Exercise task
Pull out every line below containing the word "dívida".

## BEGIN Material supplied

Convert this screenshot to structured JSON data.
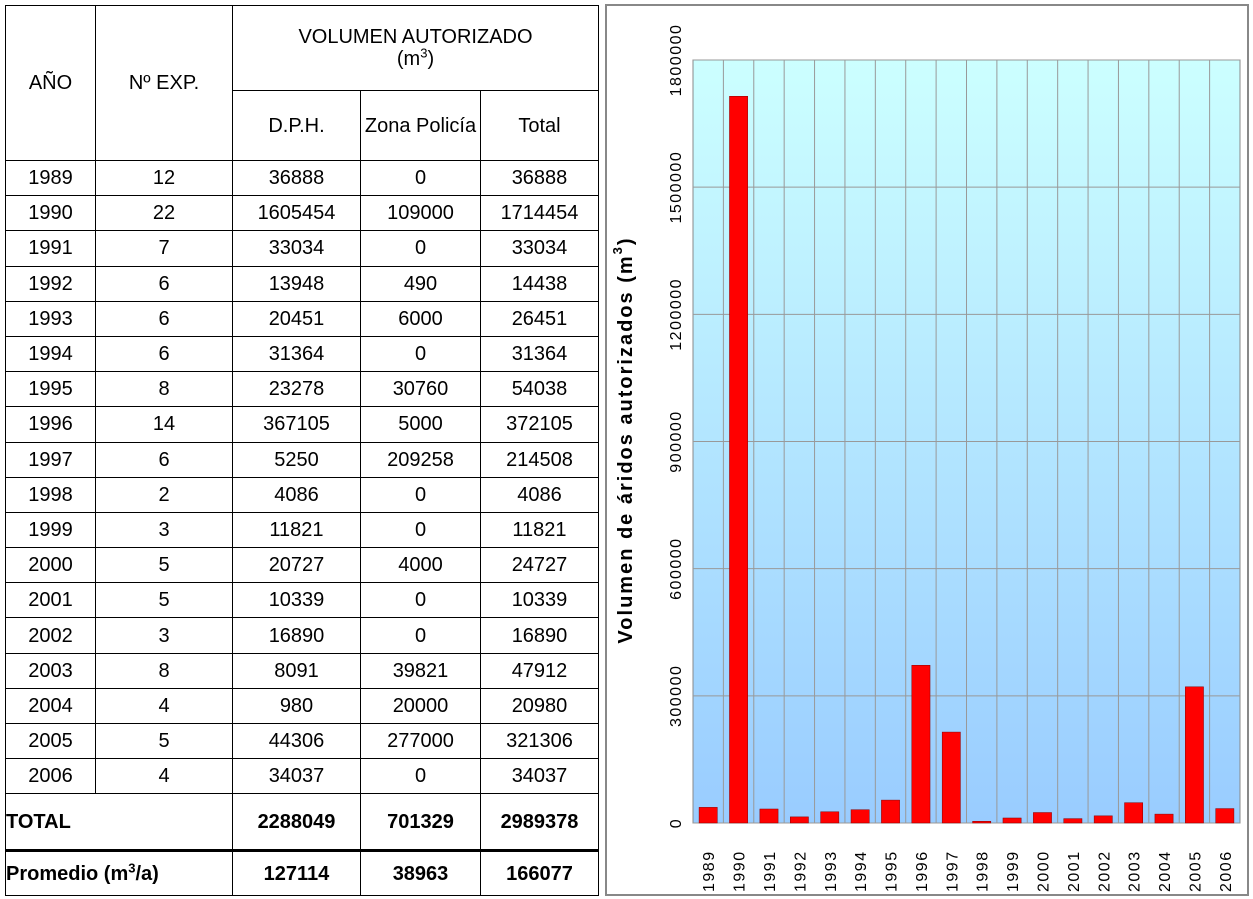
{
  "table": {
    "header": {
      "year": "AÑO",
      "exp": "Nº EXP.",
      "volume": "VOLUMEN AUTORIZADO",
      "volume_unit_open": "(m",
      "volume_unit_sup": "3",
      "volume_unit_close": ")",
      "dph": "D.P.H.",
      "zona": "Zona Policía",
      "total": "Total"
    },
    "rows": [
      [
        1989,
        12,
        36888,
        0,
        36888
      ],
      [
        1990,
        22,
        1605454,
        109000,
        1714454
      ],
      [
        1991,
        7,
        33034,
        0,
        33034
      ],
      [
        1992,
        6,
        13948,
        490,
        14438
      ],
      [
        1993,
        6,
        20451,
        6000,
        26451
      ],
      [
        1994,
        6,
        31364,
        0,
        31364
      ],
      [
        1995,
        8,
        23278,
        30760,
        54038
      ],
      [
        1996,
        14,
        367105,
        5000,
        372105
      ],
      [
        1997,
        6,
        5250,
        209258,
        214508
      ],
      [
        1998,
        2,
        4086,
        0,
        4086
      ],
      [
        1999,
        3,
        11821,
        0,
        11821
      ],
      [
        2000,
        5,
        20727,
        4000,
        24727
      ],
      [
        2001,
        5,
        10339,
        0,
        10339
      ],
      [
        2002,
        3,
        16890,
        0,
        16890
      ],
      [
        2003,
        8,
        8091,
        39821,
        47912
      ],
      [
        2004,
        4,
        980,
        20000,
        20980
      ],
      [
        2005,
        5,
        44306,
        277000,
        321306
      ],
      [
        2006,
        4,
        34037,
        0,
        34037
      ]
    ],
    "total_row": {
      "label": "TOTAL",
      "values": [
        2288049,
        701329,
        2989378
      ]
    },
    "average_row": {
      "label": "Promedio (m",
      "label_sup": "3",
      "label_end": "/a)",
      "values": [
        127114,
        38963,
        166077
      ]
    }
  },
  "chart_data": {
    "type": "bar",
    "y_label": "Volumen de áridos autorizados (m",
    "y_label_sup": "3",
    "y_label_end": ")",
    "categories": [
      "1989",
      "1990",
      "1991",
      "1992",
      "1993",
      "1994",
      "1995",
      "1996",
      "1997",
      "1998",
      "1999",
      "2000",
      "2001",
      "2002",
      "2003",
      "2004",
      "2005",
      "2006"
    ],
    "values": [
      36888,
      1714454,
      33034,
      14438,
      26451,
      31364,
      54038,
      372105,
      214508,
      4086,
      11821,
      24727,
      10339,
      16890,
      47912,
      20980,
      321306,
      34037
    ],
    "color": "#ff0000",
    "ylim": [
      0,
      1800000
    ],
    "yticks": [
      0,
      300000,
      600000,
      900000,
      1200000,
      1500000,
      1800000
    ],
    "grid": true
  }
}
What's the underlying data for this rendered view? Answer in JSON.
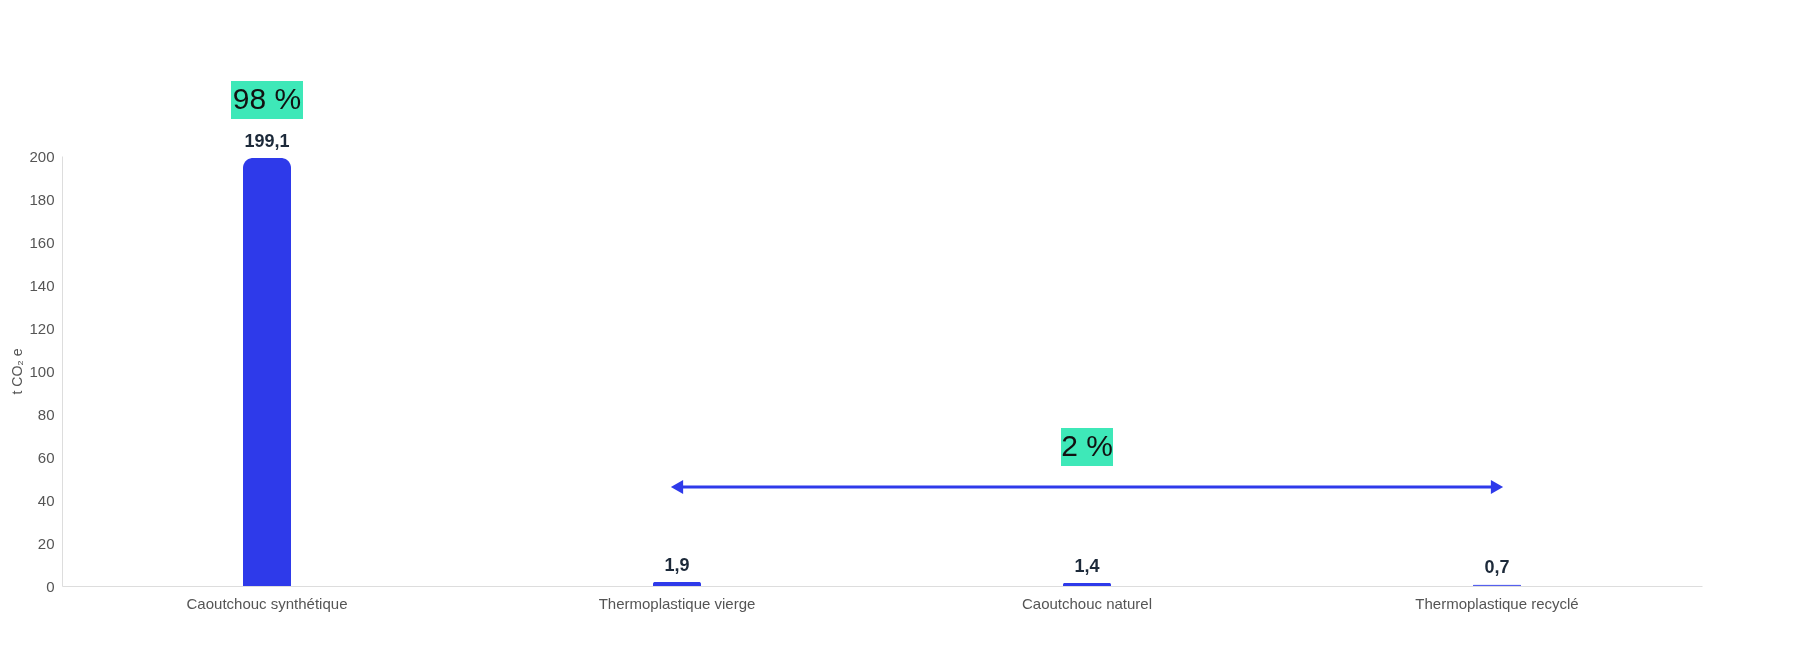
{
  "chart_data": {
    "type": "bar",
    "ylabel": "t CO₂ e",
    "categories": [
      "Caoutchouc synthétique",
      "Thermoplastique vierge",
      "Caoutchouc naturel",
      "Thermoplastique recyclé"
    ],
    "values": [
      199.1,
      1.9,
      1.4,
      0.7
    ],
    "value_labels": [
      "199,1",
      "1,9",
      "1,4",
      "0,7"
    ],
    "colors": [
      "#2e3aea",
      "#2e3aea",
      "#2e3aea",
      "#5560ee"
    ],
    "ylim": [
      0,
      200
    ],
    "yticks": [
      0,
      20,
      40,
      60,
      80,
      100,
      120,
      140,
      160,
      180,
      200
    ],
    "grid": false,
    "annotations": [
      "98 %",
      "2 %"
    ]
  }
}
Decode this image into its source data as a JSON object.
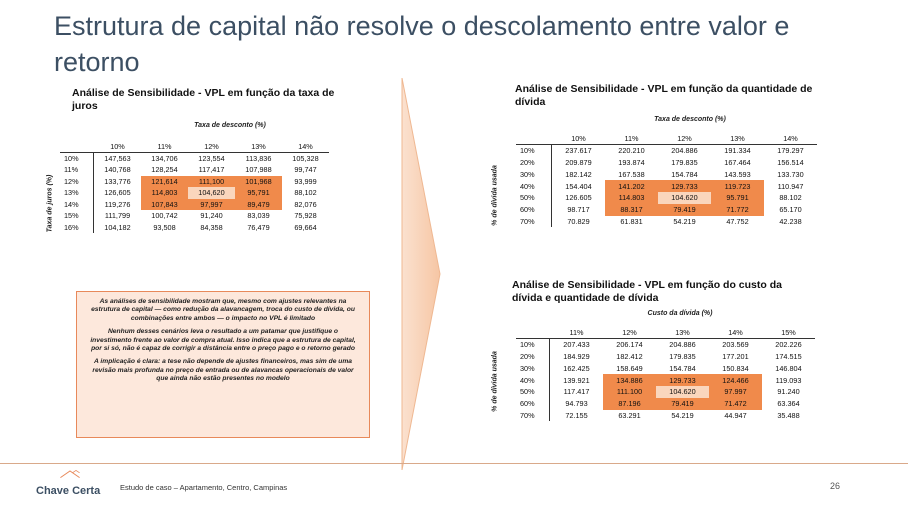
{
  "title": "Estrutura de capital não resolve o descolamento entre valor e retorno",
  "table1": {
    "title": "Análise de Sensibilidade - VPL em função da taxa de juros",
    "col_axis": "Taxa de desconto (%)",
    "row_axis": "Taxa de juros (%)",
    "cols": [
      "10%",
      "11%",
      "12%",
      "13%",
      "14%"
    ],
    "rows": [
      {
        "label": "10%",
        "values": [
          "147,563",
          "134,706",
          "123,554",
          "113,836",
          "105,328"
        ]
      },
      {
        "label": "11%",
        "values": [
          "140,768",
          "128,254",
          "117,417",
          "107,988",
          "99,747"
        ]
      },
      {
        "label": "12%",
        "values": [
          "133,776",
          "121,614",
          "111,100",
          "101,968",
          "93,999"
        ]
      },
      {
        "label": "13%",
        "values": [
          "126,605",
          "114,803",
          "104,620",
          "95,791",
          "88,102"
        ]
      },
      {
        "label": "14%",
        "values": [
          "119,276",
          "107,843",
          "97,997",
          "89,479",
          "82,076"
        ]
      },
      {
        "label": "15%",
        "values": [
          "111,799",
          "100,742",
          "91,240",
          "83,039",
          "75,928"
        ]
      },
      {
        "label": "16%",
        "values": [
          "104,182",
          "93,508",
          "84,358",
          "76,479",
          "69,664"
        ]
      }
    ]
  },
  "table2": {
    "title": "Análise de Sensibilidade - VPL em função da quantidade de dívida",
    "col_axis": "Taxa de desconto (%)",
    "row_axis": "% de dívida usada",
    "cols": [
      "10%",
      "11%",
      "12%",
      "13%",
      "14%"
    ],
    "rows": [
      {
        "label": "10%",
        "values": [
          "237.617",
          "220.210",
          "204.886",
          "191.334",
          "179.297"
        ]
      },
      {
        "label": "20%",
        "values": [
          "209.879",
          "193.874",
          "179.835",
          "167.464",
          "156.514"
        ]
      },
      {
        "label": "30%",
        "values": [
          "182.142",
          "167.538",
          "154.784",
          "143.593",
          "133.730"
        ]
      },
      {
        "label": "40%",
        "values": [
          "154.404",
          "141.202",
          "129.733",
          "119.723",
          "110.947"
        ]
      },
      {
        "label": "50%",
        "values": [
          "126.605",
          "114.803",
          "104.620",
          "95.791",
          "88.102"
        ]
      },
      {
        "label": "60%",
        "values": [
          "98.717",
          "88.317",
          "79.419",
          "71.772",
          "65.170"
        ]
      },
      {
        "label": "70%",
        "values": [
          "70.829",
          "61.831",
          "54.219",
          "47.752",
          "42.238"
        ]
      }
    ]
  },
  "table3": {
    "title": "Análise de Sensibilidade - VPL em função do custo da dívida e quantidade de dívida",
    "col_axis": "Custo da dívida (%)",
    "row_axis": "% de dívida usada",
    "cols": [
      "11%",
      "12%",
      "13%",
      "14%",
      "15%"
    ],
    "rows": [
      {
        "label": "10%",
        "values": [
          "207.433",
          "206.174",
          "204.886",
          "203.569",
          "202.226"
        ]
      },
      {
        "label": "20%",
        "values": [
          "184.929",
          "182.412",
          "179.835",
          "177.201",
          "174.515"
        ]
      },
      {
        "label": "30%",
        "values": [
          "162.425",
          "158.649",
          "154.784",
          "150.834",
          "146.804"
        ]
      },
      {
        "label": "40%",
        "values": [
          "139.921",
          "134.886",
          "129.733",
          "124.466",
          "119.093"
        ]
      },
      {
        "label": "50%",
        "values": [
          "117.417",
          "111.100",
          "104.620",
          "97.997",
          "91.240"
        ]
      },
      {
        "label": "60%",
        "values": [
          "94.793",
          "87.196",
          "79.419",
          "71.472",
          "63.364"
        ]
      },
      {
        "label": "70%",
        "values": [
          "72.155",
          "63.291",
          "54.219",
          "44.947",
          "35.488"
        ]
      }
    ]
  },
  "highlight": {
    "orange": "#f08a4b",
    "center": "#fad6bd"
  },
  "note": {
    "p1": "As análises de sensibilidade mostram que, mesmo com ajustes relevantes na estrutura de capital — como redução da alavancagem, troca do custo de dívida, ou combinações entre ambos — o impacto no VPL é limitado",
    "p2": "Nenhum desses cenários leva o resultado a um patamar que justifique o investimento frente ao valor de compra atual. Isso indica que a estrutura de capital, por si só, não é capaz de corrigir a distância entre o preço pago e o retorno gerado",
    "p3": "A implicação é clara: a tese não depende de ajustes financeiros, mas sim de uma revisão mais profunda no preço de entrada ou de alavancas operacionais de valor que ainda não estão presentes no modelo"
  },
  "footer": {
    "brand": "Chave Certa",
    "caption": "Estudo de caso – Apartamento, Centro, Campinas",
    "page": "26"
  }
}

## END Material supplied

Exercise response
    "title": "Análise de Sensibilidade - VPL em função da quantidade de dívida",
    "row_axis": "% de dívida usada",
    "title": "Análise de Sensibilidade - VPL em função do custo da dívida e quantidade de dívida",
    "col_axis": "Custo da dívida (%)",
    "row_axis": "% de dívida usada",
    "p1": "As análises de sensibilidade mostram que, mesmo com ajustes relevantes na estrutura de capital — como redução da alavancagem, troca do custo de dívida, ou combinações entre ambos — o impacto no VPL é limitado",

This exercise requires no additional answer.